Problem requirements: Where a picture occurs in the data, omit it, and copy all remaining data exactly.

Entries shown:
==*==
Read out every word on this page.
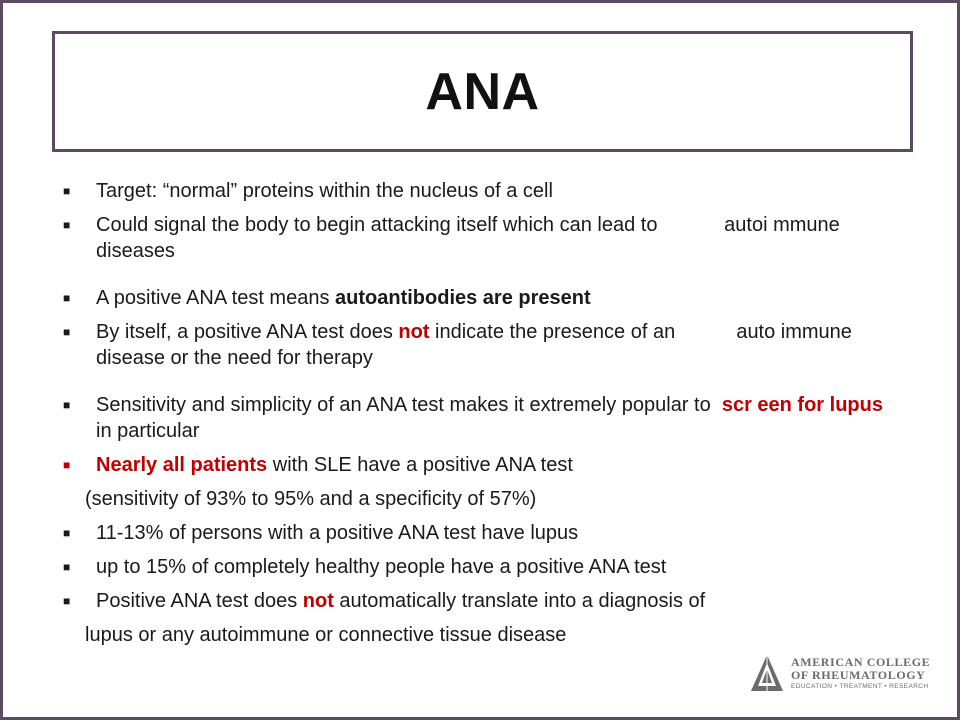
ANA
■ Target: “normal” proteins within the nucleus of a cell
■ Could signal the body to begin attacking itself which can lead to            autoi mmune diseases
■ A positive ANA test means autoantibodies are present
■ By itself, a positive ANA test does not indicate the presence of an           auto immune disease or the need for therapy
■ Sensitivity and simplicity of an ANA test makes it extremely popular to  scr een for lupus in particular
■ Nearly all patients with SLE have a positive ANA test
(sensitivity of 93% to 95% and a specificity of 57%)
■ 11-13% of persons with a positive ANA test have lupus
■ up to 15% of completely healthy people have a positive ANA test
■ Positive ANA test does not automatically translate into a diagnosis of
lupus or any autoimmune or connective tissue disease
AMERICAN COLLEGE
OF RHEUMATOLOGY
EDUCATION • TREATMENT • RESEARCH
==*==
Exercise solution:
Read out every word on this page.
ANA
■ Target: “normal” proteins within the nucleus of a cell
■ Could signal the body to begin attacking itself which can lead to            autoi mmune diseases
■ A positive ANA test means autoantibodies are present
■ By itself, a positive ANA test does not indicate the presence of an           auto immune disease or the need for therapy
■ Sensitivity and simplicity of an ANA test makes it extremely popular to  scr een for lupus in particular
■ Nearly all patients with SLE have a positive ANA test
(sensitivity of 93% to 95% and a specificity of 57%)
■ 11-13% of persons with a positive ANA test have lupus
■ up to 15% of completely healthy people have a positive ANA test
■ Positive ANA test does not automatically translate into a diagnosis of
lupus or any autoimmune or connective tissue disease
AMERICAN COLLEGE
OF RHEUMATOLOGY
EDUCATION • TREATMENT • RESEARCH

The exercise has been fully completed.